* Work instructions: Return every line below in which "this" appears.

* Record extracts:

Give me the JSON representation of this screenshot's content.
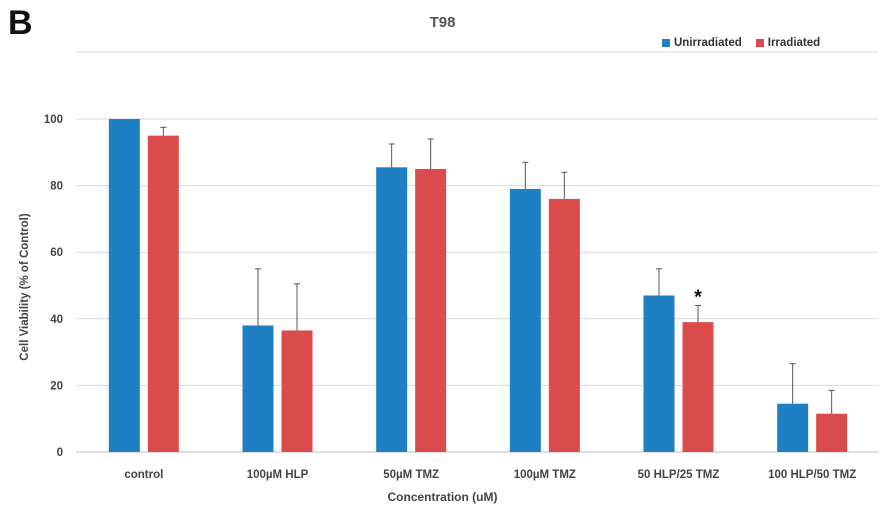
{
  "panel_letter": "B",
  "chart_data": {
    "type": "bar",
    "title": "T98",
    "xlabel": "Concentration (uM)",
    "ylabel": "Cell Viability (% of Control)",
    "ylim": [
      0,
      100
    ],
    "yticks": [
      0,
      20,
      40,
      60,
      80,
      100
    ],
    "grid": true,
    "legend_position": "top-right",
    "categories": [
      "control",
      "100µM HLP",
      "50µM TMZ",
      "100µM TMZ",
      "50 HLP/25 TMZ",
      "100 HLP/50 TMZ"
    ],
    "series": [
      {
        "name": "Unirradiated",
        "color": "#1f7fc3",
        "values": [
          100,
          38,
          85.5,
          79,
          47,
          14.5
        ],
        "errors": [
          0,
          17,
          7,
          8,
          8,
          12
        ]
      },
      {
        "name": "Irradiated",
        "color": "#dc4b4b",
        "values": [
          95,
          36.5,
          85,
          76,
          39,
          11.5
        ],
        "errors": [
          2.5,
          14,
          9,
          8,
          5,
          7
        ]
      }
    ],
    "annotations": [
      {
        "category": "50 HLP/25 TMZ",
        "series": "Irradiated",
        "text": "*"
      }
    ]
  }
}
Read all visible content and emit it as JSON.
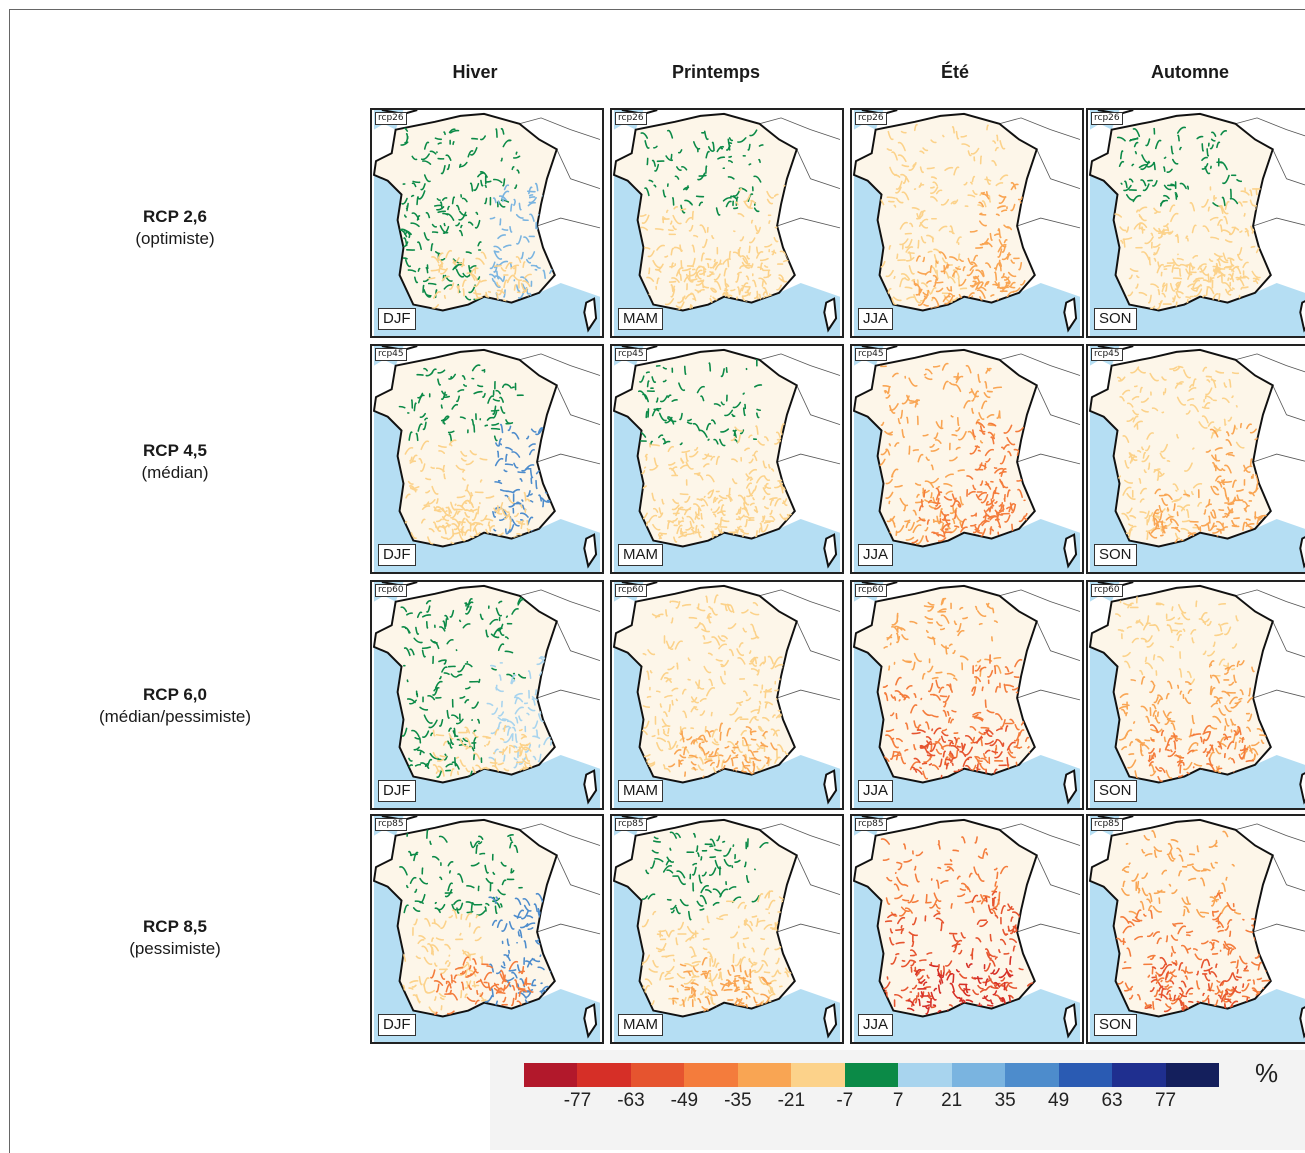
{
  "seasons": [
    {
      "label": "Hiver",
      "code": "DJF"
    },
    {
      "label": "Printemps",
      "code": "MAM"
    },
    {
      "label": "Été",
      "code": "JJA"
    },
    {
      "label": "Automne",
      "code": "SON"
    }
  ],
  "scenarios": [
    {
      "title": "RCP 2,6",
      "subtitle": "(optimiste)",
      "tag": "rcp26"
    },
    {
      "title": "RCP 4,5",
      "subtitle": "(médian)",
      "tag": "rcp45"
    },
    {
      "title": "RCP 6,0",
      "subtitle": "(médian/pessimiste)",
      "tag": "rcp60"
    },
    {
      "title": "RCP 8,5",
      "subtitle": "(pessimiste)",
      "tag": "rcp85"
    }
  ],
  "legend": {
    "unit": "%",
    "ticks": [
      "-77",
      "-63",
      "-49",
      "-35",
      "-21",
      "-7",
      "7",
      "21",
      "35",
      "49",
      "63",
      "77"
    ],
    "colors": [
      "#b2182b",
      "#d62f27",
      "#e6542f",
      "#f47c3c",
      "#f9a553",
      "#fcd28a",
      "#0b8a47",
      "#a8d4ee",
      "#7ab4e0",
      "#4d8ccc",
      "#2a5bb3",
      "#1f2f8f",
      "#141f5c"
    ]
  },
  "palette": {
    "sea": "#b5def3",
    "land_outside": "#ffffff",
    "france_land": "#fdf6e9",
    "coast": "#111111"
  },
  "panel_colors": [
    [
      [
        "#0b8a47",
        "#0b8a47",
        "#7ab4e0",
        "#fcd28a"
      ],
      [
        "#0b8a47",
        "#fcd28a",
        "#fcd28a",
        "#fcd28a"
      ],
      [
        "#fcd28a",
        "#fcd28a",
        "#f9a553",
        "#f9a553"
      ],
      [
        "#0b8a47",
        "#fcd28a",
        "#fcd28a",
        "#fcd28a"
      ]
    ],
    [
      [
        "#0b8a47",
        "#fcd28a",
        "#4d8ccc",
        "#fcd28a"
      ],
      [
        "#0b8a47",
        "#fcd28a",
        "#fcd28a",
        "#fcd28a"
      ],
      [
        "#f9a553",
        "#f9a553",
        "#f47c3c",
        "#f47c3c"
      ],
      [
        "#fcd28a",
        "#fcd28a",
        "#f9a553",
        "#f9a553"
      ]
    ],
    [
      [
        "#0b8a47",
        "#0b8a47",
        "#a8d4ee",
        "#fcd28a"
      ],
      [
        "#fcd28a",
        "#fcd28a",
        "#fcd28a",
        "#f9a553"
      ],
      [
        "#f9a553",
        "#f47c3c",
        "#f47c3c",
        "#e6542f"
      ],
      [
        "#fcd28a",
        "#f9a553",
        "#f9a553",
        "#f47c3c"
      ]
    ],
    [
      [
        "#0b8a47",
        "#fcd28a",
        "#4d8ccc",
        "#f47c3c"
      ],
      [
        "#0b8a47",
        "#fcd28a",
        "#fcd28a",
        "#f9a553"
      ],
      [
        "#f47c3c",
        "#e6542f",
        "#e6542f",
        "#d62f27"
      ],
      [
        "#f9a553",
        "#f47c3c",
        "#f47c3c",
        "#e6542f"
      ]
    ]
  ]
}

---

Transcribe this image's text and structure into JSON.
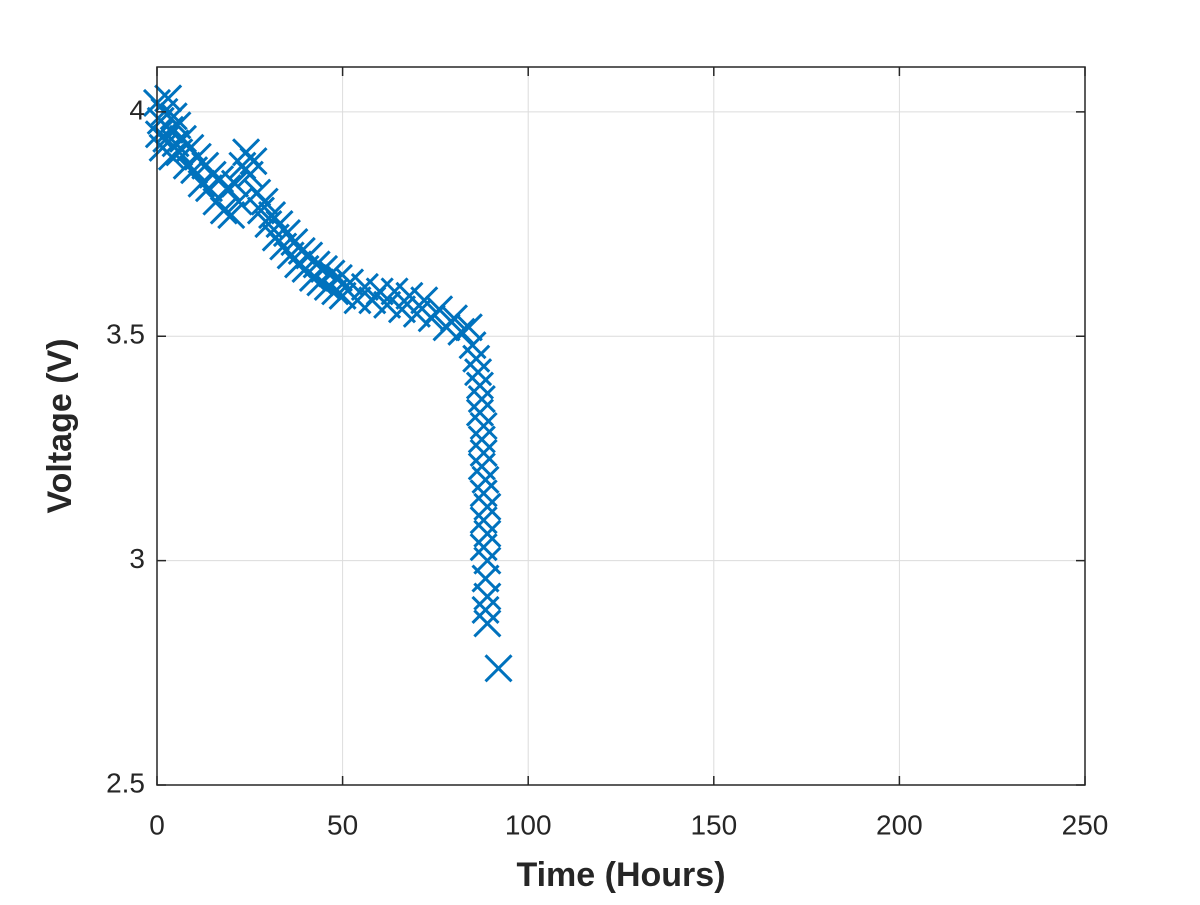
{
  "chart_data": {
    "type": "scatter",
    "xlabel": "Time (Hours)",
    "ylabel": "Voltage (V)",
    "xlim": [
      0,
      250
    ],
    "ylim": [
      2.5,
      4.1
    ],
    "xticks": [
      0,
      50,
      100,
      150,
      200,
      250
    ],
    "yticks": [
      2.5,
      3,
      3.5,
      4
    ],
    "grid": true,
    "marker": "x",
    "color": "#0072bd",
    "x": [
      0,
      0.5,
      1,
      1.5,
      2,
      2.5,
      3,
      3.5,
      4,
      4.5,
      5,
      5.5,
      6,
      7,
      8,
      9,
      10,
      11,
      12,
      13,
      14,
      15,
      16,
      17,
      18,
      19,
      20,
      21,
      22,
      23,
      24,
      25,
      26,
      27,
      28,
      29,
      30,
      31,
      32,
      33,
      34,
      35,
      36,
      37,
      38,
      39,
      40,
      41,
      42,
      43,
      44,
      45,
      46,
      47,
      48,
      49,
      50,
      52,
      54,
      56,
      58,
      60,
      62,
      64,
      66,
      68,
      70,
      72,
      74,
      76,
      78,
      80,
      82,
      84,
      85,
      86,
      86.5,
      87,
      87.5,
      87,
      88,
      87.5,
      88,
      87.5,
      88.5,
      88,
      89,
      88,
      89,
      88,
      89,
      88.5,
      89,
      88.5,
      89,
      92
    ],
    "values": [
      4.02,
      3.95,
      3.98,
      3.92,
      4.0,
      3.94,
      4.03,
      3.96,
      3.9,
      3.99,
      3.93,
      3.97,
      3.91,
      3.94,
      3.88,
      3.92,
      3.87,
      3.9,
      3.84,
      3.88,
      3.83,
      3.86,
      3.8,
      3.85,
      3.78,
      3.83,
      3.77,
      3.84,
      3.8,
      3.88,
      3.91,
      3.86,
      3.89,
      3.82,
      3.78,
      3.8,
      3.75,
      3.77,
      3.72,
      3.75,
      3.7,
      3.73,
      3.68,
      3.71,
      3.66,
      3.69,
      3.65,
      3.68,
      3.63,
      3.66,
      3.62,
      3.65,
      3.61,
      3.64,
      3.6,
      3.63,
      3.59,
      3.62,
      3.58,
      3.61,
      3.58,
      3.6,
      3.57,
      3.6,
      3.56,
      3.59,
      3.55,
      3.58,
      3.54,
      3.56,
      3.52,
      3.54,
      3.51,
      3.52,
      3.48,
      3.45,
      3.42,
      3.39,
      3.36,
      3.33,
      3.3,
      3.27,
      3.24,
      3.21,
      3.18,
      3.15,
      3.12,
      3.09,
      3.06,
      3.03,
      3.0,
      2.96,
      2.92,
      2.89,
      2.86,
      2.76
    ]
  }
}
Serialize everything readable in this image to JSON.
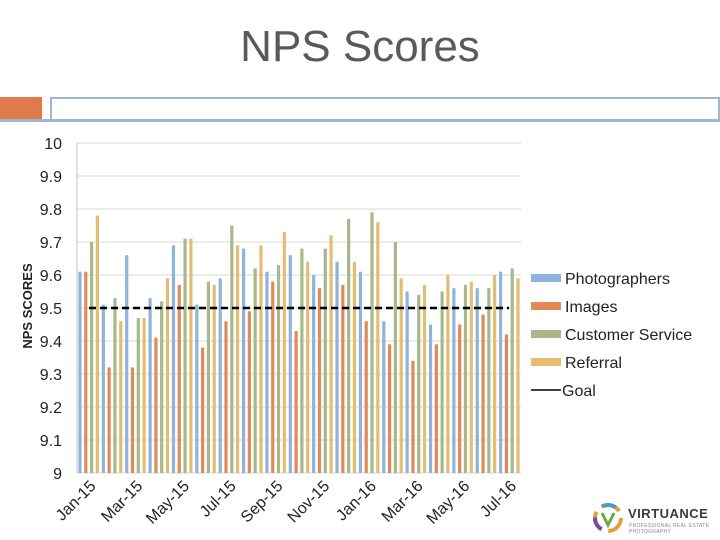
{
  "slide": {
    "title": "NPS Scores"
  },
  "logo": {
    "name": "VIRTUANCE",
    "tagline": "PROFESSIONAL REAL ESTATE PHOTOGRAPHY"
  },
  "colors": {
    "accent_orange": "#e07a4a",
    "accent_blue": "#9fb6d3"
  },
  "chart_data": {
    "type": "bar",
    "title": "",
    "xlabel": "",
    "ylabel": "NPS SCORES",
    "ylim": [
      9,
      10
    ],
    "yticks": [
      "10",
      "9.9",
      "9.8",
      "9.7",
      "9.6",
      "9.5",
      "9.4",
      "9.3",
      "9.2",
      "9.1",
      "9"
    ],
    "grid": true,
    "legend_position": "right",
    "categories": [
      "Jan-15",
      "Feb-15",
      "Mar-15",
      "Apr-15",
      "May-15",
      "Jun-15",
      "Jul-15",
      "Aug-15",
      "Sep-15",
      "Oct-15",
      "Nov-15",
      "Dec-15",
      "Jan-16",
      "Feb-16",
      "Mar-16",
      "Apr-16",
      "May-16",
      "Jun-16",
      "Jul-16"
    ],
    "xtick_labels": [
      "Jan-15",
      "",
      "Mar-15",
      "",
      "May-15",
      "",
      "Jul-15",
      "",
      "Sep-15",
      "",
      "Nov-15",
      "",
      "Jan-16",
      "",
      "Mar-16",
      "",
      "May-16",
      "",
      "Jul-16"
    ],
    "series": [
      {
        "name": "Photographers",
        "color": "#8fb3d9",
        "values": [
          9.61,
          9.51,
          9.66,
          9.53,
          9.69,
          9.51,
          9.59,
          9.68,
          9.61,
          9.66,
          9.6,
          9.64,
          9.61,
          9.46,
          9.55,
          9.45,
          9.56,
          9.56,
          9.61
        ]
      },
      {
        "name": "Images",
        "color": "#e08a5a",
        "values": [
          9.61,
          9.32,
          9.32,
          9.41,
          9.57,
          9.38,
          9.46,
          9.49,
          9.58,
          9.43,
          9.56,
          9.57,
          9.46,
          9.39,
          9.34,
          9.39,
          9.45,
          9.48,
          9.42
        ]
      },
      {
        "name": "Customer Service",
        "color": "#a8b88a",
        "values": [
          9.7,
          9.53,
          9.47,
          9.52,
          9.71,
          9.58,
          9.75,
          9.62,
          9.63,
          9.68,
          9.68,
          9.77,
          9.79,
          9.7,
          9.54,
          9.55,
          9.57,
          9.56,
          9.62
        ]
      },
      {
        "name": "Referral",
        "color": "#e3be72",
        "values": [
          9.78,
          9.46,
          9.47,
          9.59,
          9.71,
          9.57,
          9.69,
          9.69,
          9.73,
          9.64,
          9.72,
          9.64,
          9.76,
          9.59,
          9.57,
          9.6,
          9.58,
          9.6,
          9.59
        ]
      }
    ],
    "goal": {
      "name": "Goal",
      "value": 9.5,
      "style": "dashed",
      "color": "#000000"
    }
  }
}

--

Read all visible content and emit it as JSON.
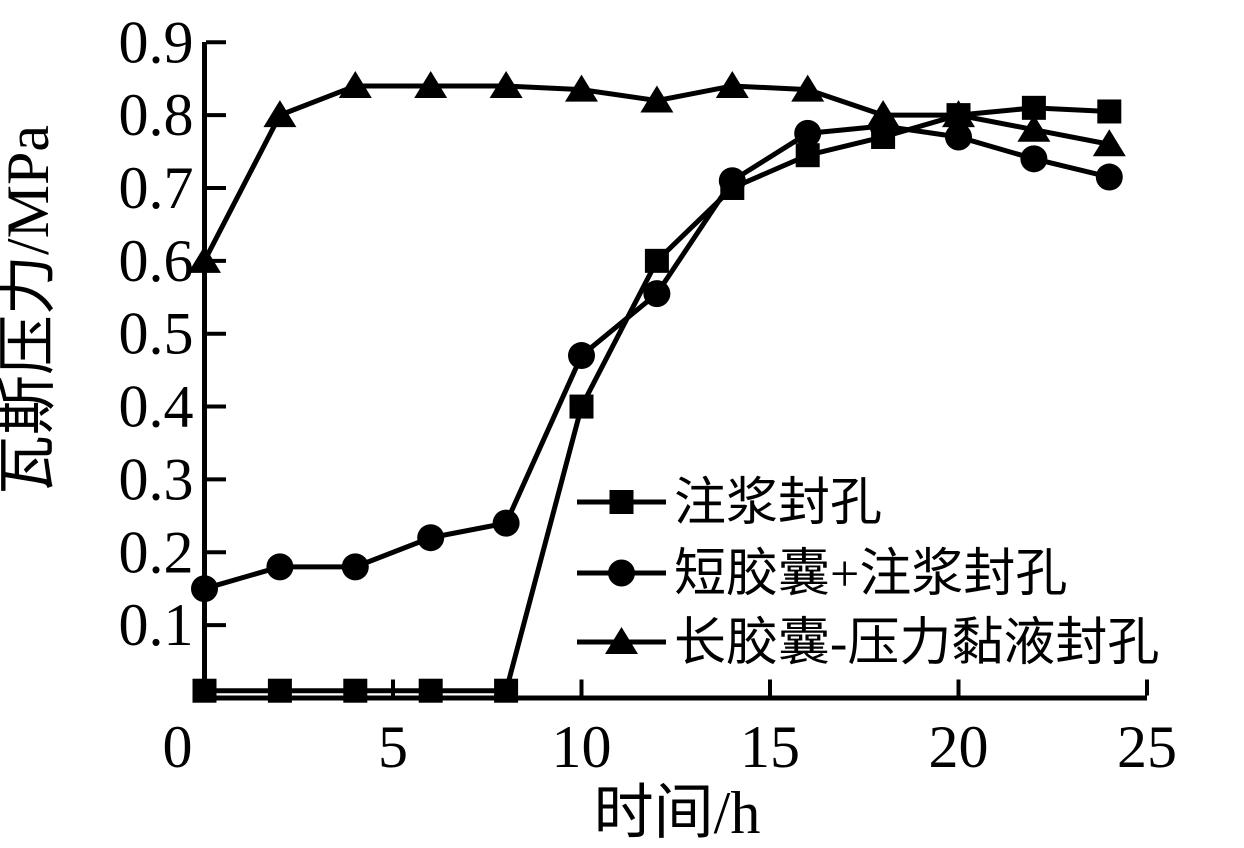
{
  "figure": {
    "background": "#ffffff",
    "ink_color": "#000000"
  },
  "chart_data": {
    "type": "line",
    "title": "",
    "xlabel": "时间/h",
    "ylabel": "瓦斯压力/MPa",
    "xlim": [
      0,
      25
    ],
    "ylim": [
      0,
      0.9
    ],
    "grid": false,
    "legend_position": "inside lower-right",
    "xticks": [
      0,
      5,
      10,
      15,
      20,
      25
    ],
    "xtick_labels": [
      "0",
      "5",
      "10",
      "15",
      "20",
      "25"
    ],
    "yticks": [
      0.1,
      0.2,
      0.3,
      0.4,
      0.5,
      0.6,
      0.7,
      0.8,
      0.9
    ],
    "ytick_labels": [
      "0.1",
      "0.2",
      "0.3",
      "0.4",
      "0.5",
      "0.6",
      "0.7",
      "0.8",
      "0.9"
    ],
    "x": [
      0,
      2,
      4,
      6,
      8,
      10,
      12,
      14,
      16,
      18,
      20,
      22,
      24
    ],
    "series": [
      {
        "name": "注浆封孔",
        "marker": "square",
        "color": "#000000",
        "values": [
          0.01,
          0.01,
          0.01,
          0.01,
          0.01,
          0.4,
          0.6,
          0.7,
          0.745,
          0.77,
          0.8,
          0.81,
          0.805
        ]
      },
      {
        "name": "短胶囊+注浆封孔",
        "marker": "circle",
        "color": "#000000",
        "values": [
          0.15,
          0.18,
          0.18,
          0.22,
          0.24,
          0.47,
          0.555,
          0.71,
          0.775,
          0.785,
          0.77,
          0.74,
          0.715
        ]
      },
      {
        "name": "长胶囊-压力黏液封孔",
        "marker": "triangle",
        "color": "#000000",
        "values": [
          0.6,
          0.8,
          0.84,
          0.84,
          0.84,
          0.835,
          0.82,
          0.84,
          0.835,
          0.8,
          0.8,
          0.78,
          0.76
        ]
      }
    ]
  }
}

* Result of the task:
Give me the JSON representation of this screenshot's content.
Transcribe this image's text and structure into JSON.
Serialize everything readable in this image to JSON.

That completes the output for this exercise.